• Exercise details
Copy the records below word for word, leaving out the pictures.

• Task inputs
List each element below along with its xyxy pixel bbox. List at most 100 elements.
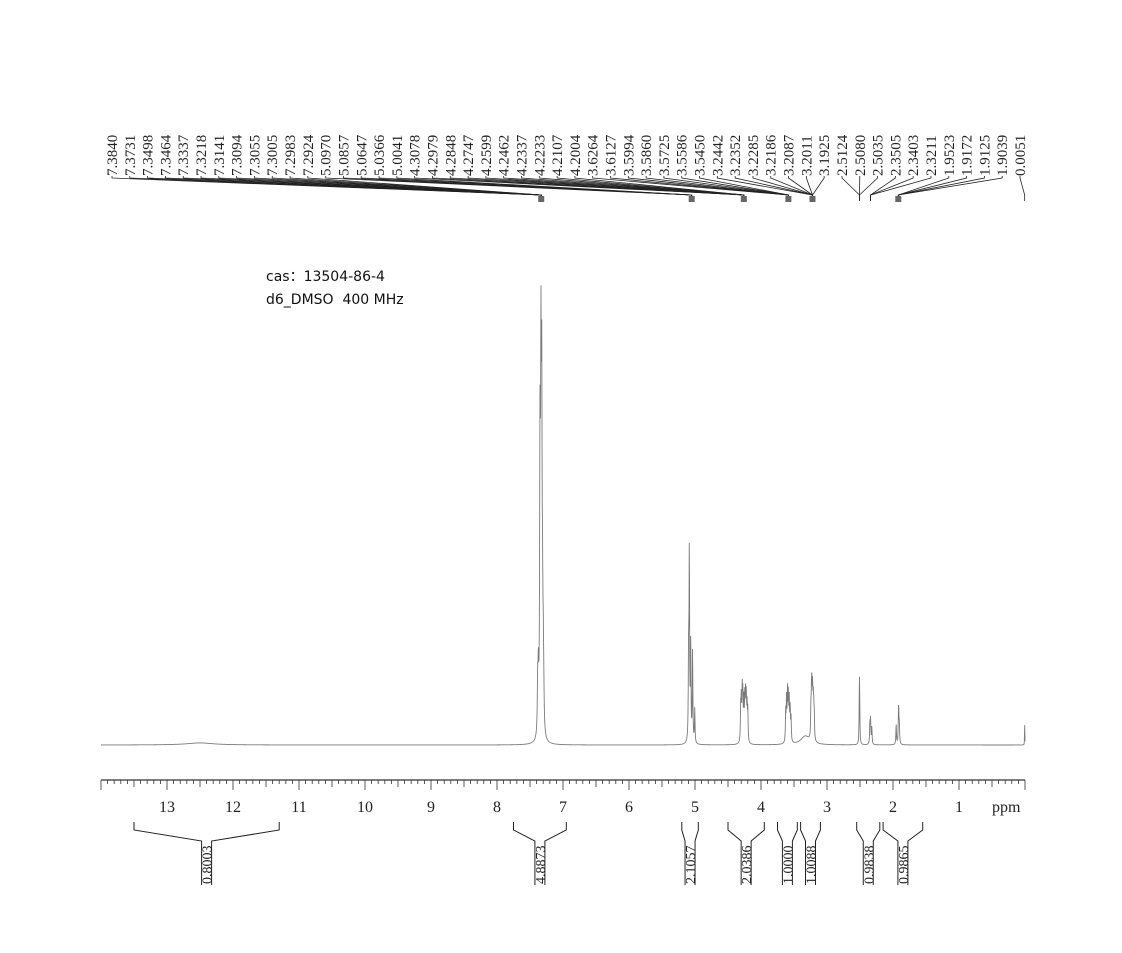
peak-label: 4.2979 [425, 135, 441, 176]
peak-label: 3.2285 [746, 135, 762, 176]
peak-label: 3.6127 [604, 134, 620, 176]
peak-label: 2.5080 [853, 135, 869, 176]
peak-label: 7.3498 [141, 135, 157, 176]
peak-label: 4.2848 [443, 135, 459, 176]
integral-bracket [727, 822, 765, 885]
peak-bracket-line [859, 176, 878, 201]
cas-label: cas：13504-86-4 [266, 269, 385, 285]
peak-label: 3.1925 [817, 135, 833, 176]
peak-label: 5.0041 [390, 135, 406, 176]
peak-label: 5.0857 [336, 134, 352, 176]
peak-label: 1.9172 [960, 135, 976, 176]
x-tick-label: 7 [559, 799, 567, 816]
peak-label: 7.3141 [212, 135, 228, 176]
x-tick-label: 2 [889, 799, 897, 816]
integral-bracket [513, 822, 567, 885]
integral-bracket [800, 822, 821, 885]
solvent-frequency-label: d6_DMSO 400 MHz [266, 292, 404, 308]
x-tick-label: 4 [757, 799, 765, 816]
peak-label: 5.0366 [372, 134, 388, 176]
peak-label: 1.9523 [942, 135, 958, 176]
peak-label: 7.3840 [105, 135, 121, 176]
peak-group-marker [740, 196, 747, 202]
integral-value: 1.0088 [805, 846, 820, 885]
peak-label: 4.2107 [550, 134, 566, 176]
integral-value: 2.0386 [740, 846, 755, 885]
integral-value: 0.9865 [897, 846, 912, 885]
peak-label: 3.2011 [799, 135, 815, 176]
x-tick-label: 6 [625, 799, 633, 816]
x-tick-label: 8 [493, 799, 501, 816]
peak-label: 7.3005 [265, 135, 281, 176]
peak-label: 4.2337 [514, 134, 530, 176]
peak-label: 7.2983 [283, 135, 299, 176]
peak-label: 5.0647 [354, 134, 370, 176]
peak-bracket-line [870, 176, 896, 201]
peak-bracket-line [788, 176, 813, 201]
spectrum-trace [101, 285, 1026, 746]
peak-label: 4.2747 [461, 134, 477, 176]
integral-value: 2.1057 [684, 846, 699, 885]
peak-label: 3.2352 [728, 135, 744, 176]
integral-value: 1.0000 [781, 846, 796, 885]
peak-label: 3.6264 [586, 134, 602, 176]
peak-bracket-line [870, 176, 932, 201]
peak-label: 4.2462 [497, 135, 513, 176]
peak-label: 7.3218 [194, 135, 210, 176]
x-tick-label: 11 [291, 799, 306, 816]
peak-group-marker [688, 196, 695, 202]
x-tick-label: 13 [159, 799, 175, 816]
peak-label: 4.2004 [568, 134, 584, 176]
integral-bracket [882, 822, 924, 885]
peak-label: 5.0970 [319, 135, 335, 176]
peak-bracket-line [897, 176, 985, 201]
x-tick-label: 9 [427, 799, 435, 816]
integral-bracket [777, 822, 798, 885]
peak-bracket-line [841, 176, 860, 201]
peak-label: 3.5994 [621, 134, 637, 176]
peak-label: 1.9039 [995, 135, 1011, 176]
x-tick-label: 3 [823, 799, 831, 816]
peak-label: 4.2599 [479, 135, 495, 176]
peak-label: 2.3505 [888, 135, 904, 176]
integral-bracket [681, 822, 699, 885]
peak-label: 7.3464 [158, 134, 174, 176]
x-axis-label: ppm [992, 799, 1021, 816]
peak-label: 3.2186 [764, 134, 780, 176]
x-tick-label: 5 [691, 799, 699, 816]
peak-label: 3.2087 [782, 134, 798, 176]
x-tick-label: 12 [225, 799, 241, 816]
peak-label: 3.5725 [657, 135, 673, 176]
peak-label: 2.3211 [924, 135, 940, 176]
integral-value: 0.9838 [862, 846, 877, 885]
peak-label: 4.2233 [532, 135, 548, 176]
peak-label: 3.5860 [639, 135, 655, 176]
integral-value: 4.8873 [534, 846, 549, 885]
peak-label: 2.3403 [906, 135, 922, 176]
peak-label: 0.0051 [1013, 135, 1029, 176]
peak-bracket-line [1019, 176, 1026, 201]
x-tick-label: 1 [955, 799, 963, 816]
peak-label: 7.2924 [301, 134, 317, 176]
peak-label: 4.3078 [408, 135, 424, 176]
peak-label: 7.3094 [230, 134, 246, 176]
peak-label: 2.5124 [835, 134, 851, 176]
peak-label: 1.9125 [977, 135, 993, 176]
peak-label: 7.3731 [123, 135, 139, 176]
peak-label: 7.3337 [176, 134, 192, 176]
peak-group-marker [895, 196, 902, 202]
peak-bracket-line [897, 176, 1003, 201]
peak-label: 7.3055 [247, 135, 263, 176]
peak-group-marker [785, 196, 792, 202]
peak-label: 3.5586 [675, 134, 691, 176]
peak-bracket-line [870, 176, 914, 201]
integral-bracket [856, 822, 881, 885]
peak-group-marker [538, 196, 545, 202]
peak-label: 3.2442 [710, 135, 726, 176]
peak-label: 3.5450 [693, 135, 709, 176]
x-tick-label: 10 [357, 799, 373, 816]
integral-value: 0.8003 [201, 846, 216, 885]
integral-bracket [133, 822, 280, 885]
peak-group-marker [809, 196, 816, 202]
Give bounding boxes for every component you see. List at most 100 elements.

• Final answer
List each element below along with its xyxy pixel bbox. List at most 100 elements.
peak-label: 4.2979 [425, 135, 441, 176]
peak-label: 3.2285 [746, 135, 762, 176]
peak-label: 3.6127 [604, 134, 620, 176]
peak-label: 2.5080 [853, 135, 869, 176]
peak-label: 7.3498 [141, 135, 157, 176]
peak-label: 4.2848 [443, 135, 459, 176]
integral-bracket [727, 822, 765, 885]
peak-bracket-line [859, 176, 878, 201]
cas-label: cas：13504-86-4 [266, 269, 385, 285]
peak-label: 3.1925 [817, 135, 833, 176]
peak-label: 5.0041 [390, 135, 406, 176]
peak-label: 5.0857 [336, 134, 352, 176]
peak-label: 1.9172 [960, 135, 976, 176]
x-tick-label: 7 [559, 799, 567, 816]
peak-label: 7.3141 [212, 135, 228, 176]
x-tick-label: 2 [889, 799, 897, 816]
integral-bracket [513, 822, 567, 885]
integral-bracket [800, 822, 821, 885]
solvent-frequency-label: d6_DMSO 400 MHz [266, 292, 404, 308]
x-tick-label: 4 [757, 799, 765, 816]
peak-label: 5.0366 [372, 134, 388, 176]
peak-label: 1.9523 [942, 135, 958, 176]
peak-label: 7.3840 [105, 135, 121, 176]
peak-group-marker [740, 196, 747, 202]
integral-value: 1.0088 [805, 846, 820, 885]
peak-label: 4.2107 [550, 134, 566, 176]
integral-value: 2.0386 [740, 846, 755, 885]
integral-value: 0.9865 [897, 846, 912, 885]
peak-label: 3.2011 [799, 135, 815, 176]
x-tick-label: 6 [625, 799, 633, 816]
x-tick-label: 8 [493, 799, 501, 816]
peak-label: 7.3005 [265, 135, 281, 176]
peak-label: 4.2337 [514, 134, 530, 176]
peak-label: 7.2983 [283, 135, 299, 176]
peak-label: 5.0647 [354, 134, 370, 176]
peak-bracket-line [870, 176, 896, 201]
peak-bracket-line [788, 176, 813, 201]
spectrum-trace [101, 285, 1026, 746]
peak-label: 4.2747 [461, 134, 477, 176]
integral-value: 2.1057 [684, 846, 699, 885]
peak-label: 3.2352 [728, 135, 744, 176]
integral-value: 1.0000 [781, 846, 796, 885]
peak-label: 3.6264 [586, 134, 602, 176]
peak-bracket-line [870, 176, 932, 201]
peak-label: 4.2462 [497, 135, 513, 176]
peak-label: 7.3218 [194, 135, 210, 176]
x-tick-label: 11 [291, 799, 306, 816]
peak-group-marker [688, 196, 695, 202]
x-tick-label: 13 [159, 799, 175, 816]
peak-label: 4.2004 [568, 134, 584, 176]
integral-bracket [882, 822, 924, 885]
peak-label: 5.0970 [319, 135, 335, 176]
peak-bracket-line [897, 176, 985, 201]
x-tick-label: 9 [427, 799, 435, 816]
integral-bracket [777, 822, 798, 885]
peak-bracket-line [841, 176, 860, 201]
peak-label: 3.5994 [621, 134, 637, 176]
peak-label: 1.9039 [995, 135, 1011, 176]
x-tick-label: 3 [823, 799, 831, 816]
peak-label: 4.2599 [479, 135, 495, 176]
peak-label: 2.3505 [888, 135, 904, 176]
integral-bracket [681, 822, 699, 885]
peak-label: 7.3464 [158, 134, 174, 176]
x-axis-label: ppm [992, 799, 1021, 816]
peak-label: 3.2186 [764, 134, 780, 176]
x-tick-label: 5 [691, 799, 699, 816]
peak-label: 3.2087 [782, 134, 798, 176]
x-tick-label: 12 [225, 799, 241, 816]
peak-label: 3.5725 [657, 135, 673, 176]
peak-label: 2.3211 [924, 135, 940, 176]
integral-value: 0.9838 [862, 846, 877, 885]
peak-label: 4.2233 [532, 135, 548, 176]
peak-label: 3.5860 [639, 135, 655, 176]
integral-value: 4.8873 [534, 846, 549, 885]
peak-label: 2.3403 [906, 135, 922, 176]
peak-label: 0.0051 [1013, 135, 1029, 176]
peak-bracket-line [1019, 176, 1026, 201]
x-tick-label: 1 [955, 799, 963, 816]
peak-label: 7.2924 [301, 134, 317, 176]
peak-label: 4.3078 [408, 135, 424, 176]
peak-label: 7.3094 [230, 134, 246, 176]
peak-label: 2.5124 [835, 134, 851, 176]
peak-label: 1.9125 [977, 135, 993, 176]
peak-label: 7.3731 [123, 135, 139, 176]
peak-label: 7.3337 [176, 134, 192, 176]
peak-group-marker [895, 196, 902, 202]
peak-bracket-line [897, 176, 1003, 201]
peak-label: 7.3055 [247, 135, 263, 176]
peak-group-marker [785, 196, 792, 202]
peak-label: 3.5586 [675, 134, 691, 176]
peak-bracket-line [870, 176, 914, 201]
integral-bracket [856, 822, 881, 885]
peak-group-marker [538, 196, 545, 202]
peak-label: 3.2442 [710, 135, 726, 176]
peak-label: 3.5450 [693, 135, 709, 176]
x-tick-label: 10 [357, 799, 373, 816]
integral-value: 0.8003 [201, 846, 216, 885]
integral-bracket [133, 822, 280, 885]
peak-group-marker [809, 196, 816, 202]
Give bounding boxes for every component you see. List at most 100 elements.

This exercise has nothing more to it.